Work required. Find every line in the records below that contains the word "megalkotása", and copy each such line.

Listing.
* * * *

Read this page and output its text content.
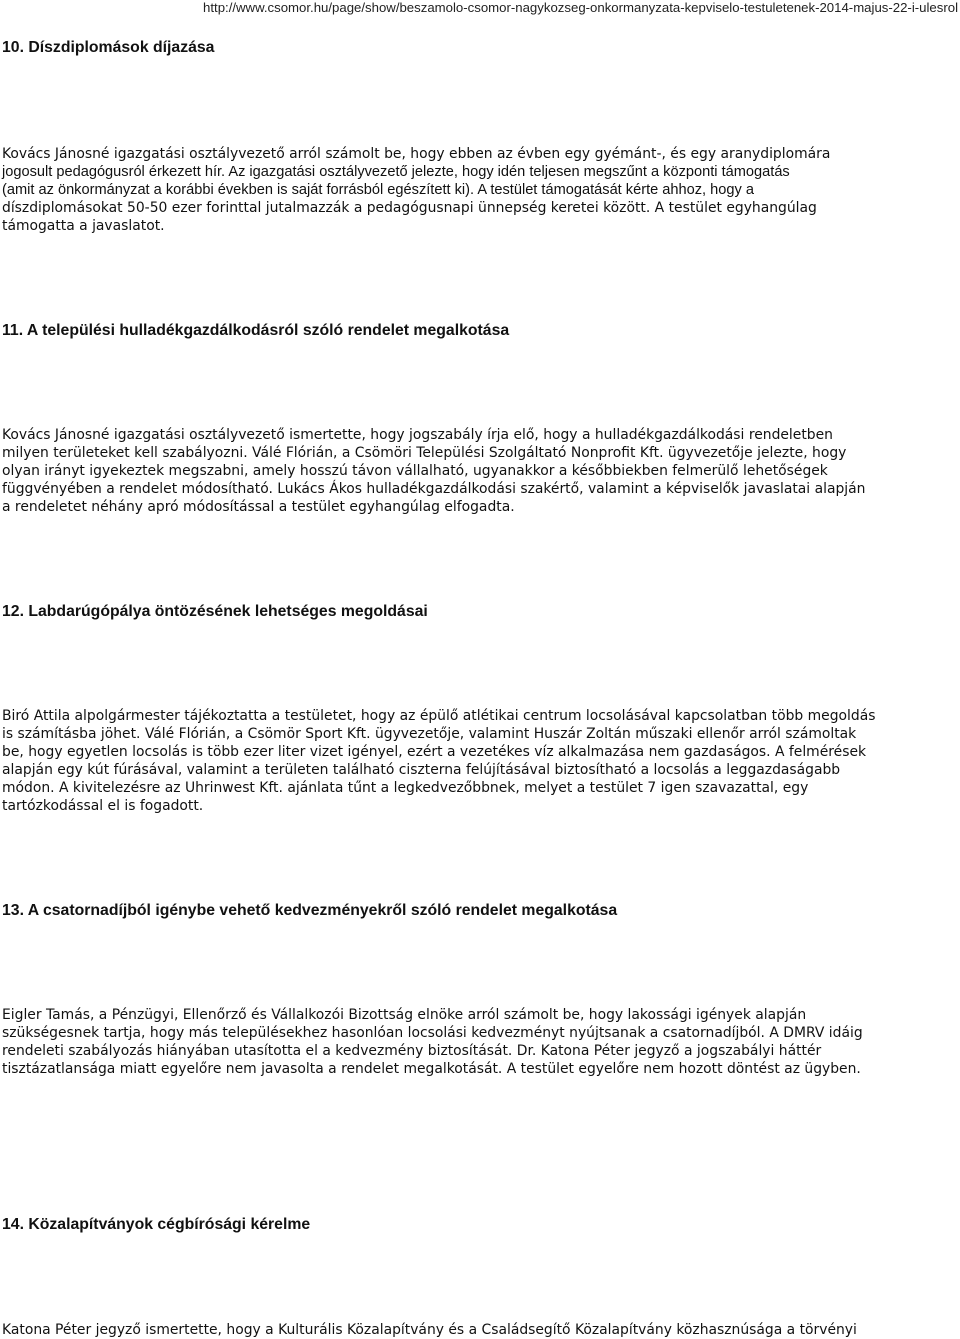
http://www.csomor.hu/page/show/beszamolo-csomor-nagykozseg-onkormanyzata-kepviselo-testuletenek-2014-majus-22-i-ulesrol
10. Díszdiplomások díjazása

Kovács Jánosné igazgatási osztályvezető arról számolt be, hogy ebben az évben egy gyémánt-, és egy aranydiplomára
jogosult pedagógusról érkezett hír. Az igazgatási osztályvezető jelezte, hogy idén teljesen megszűnt a központi támogatás
(amit az önkormányzat a korábbi években is saját forrásból egészített ki). A testület támogatását kérte ahhoz, hogy a
díszdiplomásokat 50-50 ezer forinttal jutalmazzák a pedagógusnapi ünnepség keretei között. A testület egyhangúlag
támogatta a javaslatot.

11. A települési hulladékgazdálkodásról szóló rendelet megalkotása

Kovács Jánosné igazgatási osztályvezető ismertette, hogy jogszabály írja elő, hogy a hulladékgazdálkodási rendeletben
milyen területeket kell szabályozni. Válé Flórián, a Csömöri Települési Szolgáltató Nonprofit Kft. ügyvezetője jelezte, hogy
olyan irányt igyekeztek megszabni, amely hosszú távon vállalható, ugyanakkor a későbbiekben felmerülő lehetőségek
függvényében a rendelet módosítható. Lukács Ákos hulladékgazdálkodási szakértő, valamint a képviselők javaslatai alapján
a rendeletet néhány apró módosítással a testület egyhangúlag elfogadta.

12. Labdarúgópálya öntözésének lehetséges megoldásai

Biró Attila alpolgármester tájékoztatta a testületet, hogy az épülő atlétikai centrum locsolásával kapcsolatban több megoldás
is számításba jöhet. Válé Flórián, a Csömör Sport Kft. ügyvezetője, valamint Huszár Zoltán műszaki ellenőr arról számoltak
be, hogy egyetlen locsolás is több ezer liter vizet igényel, ezért a vezetékes víz alkalmazása nem gazdaságos. A felmérések
alapján egy kút fúrásával, valamint a területen található ciszterna felújításával biztosítható a locsolás a leggazdaságabb
módon. A kivitelezésre az Uhrinwest Kft. ajánlata tűnt a legkedvezőbbnek, melyet a testület 7 igen szavazattal, egy
tartózkodással el is fogadott.

13. A csatornadíjból igénybe vehető kedvezményekről szóló rendelet megalkotása

Eigler Tamás, a Pénzügyi, Ellenőrző és Vállalkozói Bizottság elnöke arról számolt be, hogy lakossági igények alapján
szükségesnek tartja, hogy más településekhez hasonlóan locsolási kedvezményt nyújtsanak a csatornadíjból. A DMRV idáig
rendeleti szabályozás hiányában utasította el a kedvezmény biztosítását. Dr. Katona Péter jegyző a jogszabályi háttér
tisztázatlansága miatt egyelőre nem javasolta a rendelet megalkotását. A testület egyelőre nem hozott döntést az ügyben.

14. Közalapítványok cégbírósági kérelme

Katona Péter jegyző ismertette, hogy a Kulturális Közalapítvány és a Családsegítő Közalapítvány közhasznúsága a törvényi
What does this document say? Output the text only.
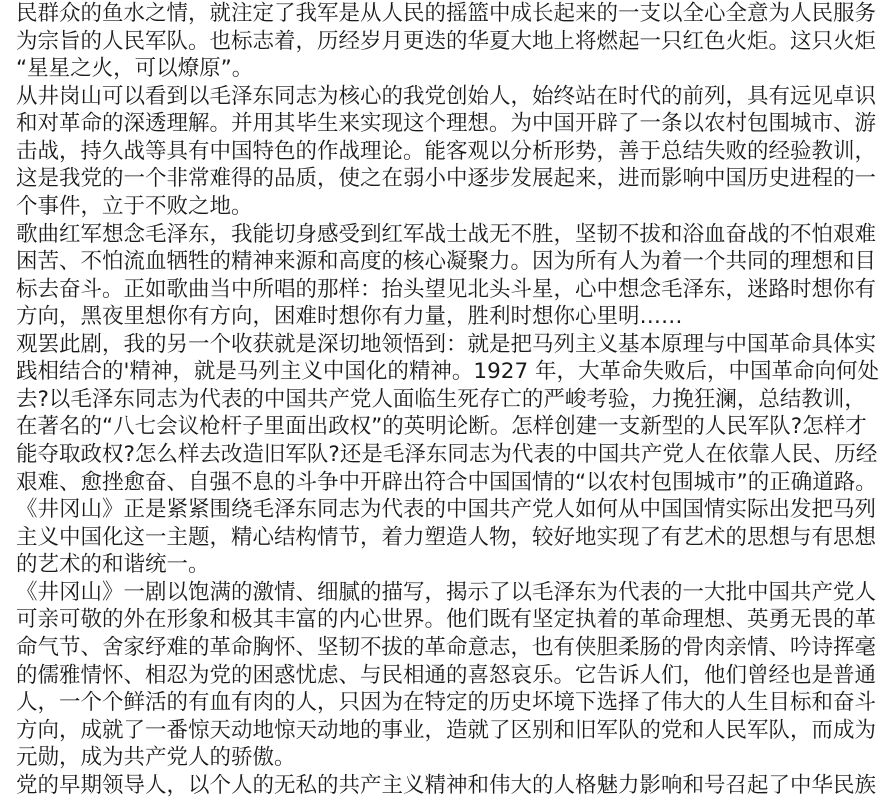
民群众的鱼水之情，就注定了我军是从人民的摇篮中成长起来的一支以全心全意为人民服务
为宗旨的人民军队。也标志着，历经岁月更迭的华夏大地上将燃起一只红色火炬。这只火炬
“星星之火，可以燎原”。
从井岗山可以看到以毛泽东同志为核心的我党创始人，始终站在时代的前列，具有远见卓识
和对革命的深透理解。并用其毕生来实现这个理想。为中国开辟了一条以农村包围城市、游
击战，持久战等具有中国特色的作战理论。能客观以分析形势，善于总结失败的经验教训，
这是我党的一个非常难得的品质，使之在弱小中逐步发展起来，进而影响中国历史进程的一
个事件，立于不败之地。
歌曲红军想念毛泽东，我能切身感受到红军战士战无不胜，坚韧不拔和浴血奋战的不怕艰难
困苦、不怕流血牺牲的精神来源和高度的核心凝聚力。因为所有人为着一个共同的理想和目
标去奋斗。正如歌曲当中所唱的那样：抬头望见北头斗星，心中想念毛泽东，迷路时想你有
方向，黑夜里想你有方向，困难时想你有力量，胜利时想你心里明……
观罢此剧，我的另一个收获就是深切地领悟到：就是把马列主义基本原理与中国革命具体实
践相结合的'精神，就是马列主义中国化的精神。1927 年，大革命失败后，中国革命向何处
去?以毛泽东同志为代表的中国共产党人面临生死存亡的严峻考验，力挽狂澜，总结教训，
在著名的“八七会议枪杆子里面出政权”的英明论断。怎样创建一支新型的人民军队?怎样才
能夺取政权?怎么样去改造旧军队?还是毛泽东同志为代表的中国共产党人在依靠人民、历经
艰难、愈挫愈奋、自强不息的斗争中开辟出符合中国国情的“以农村包围城市”的正确道路。
《井冈山》正是紧紧围绕毛泽东同志为代表的中国共产党人如何从中国国情实际出发把马列
主义中国化这一主题，精心结构情节，着力塑造人物，较好地实现了有艺术的思想与有思想
的艺术的和谐统一。
《井冈山》一剧以饱满的激情、细腻的描写，揭示了以毛泽东为代表的一大批中国共产党人
可亲可敬的外在形象和极其丰富的内心世界。他们既有坚定执着的革命理想、英勇无畏的革
命气节、舍家纾难的革命胸怀、坚韧不拔的革命意志，也有侠胆柔肠的骨肉亲情、吟诗挥毫
的儒雅情怀、相忍为党的困惑忧虑、与民相通的喜怒哀乐。它告诉人们，他们曾经也是普通
人，一个个鲜活的有血有肉的人，只因为在特定的历史坏境下选择了伟大的人生目标和奋斗
方向，成就了一番惊天动地惊天动地的事业，造就了区别和旧军队的党和人民军队，而成为
元勋，成为共产党人的骄傲。
党的早期领导人，以个人的无私的共产主义精神和伟大的人格魅力影响和号召起了中华民族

* * * *

Written response.
11. A települési hulladékgazdálkodásról szóló rendelet megalkotása
13. A csatornadíjból igénybe vehető kedvezményekről szóló rendelet megalkotása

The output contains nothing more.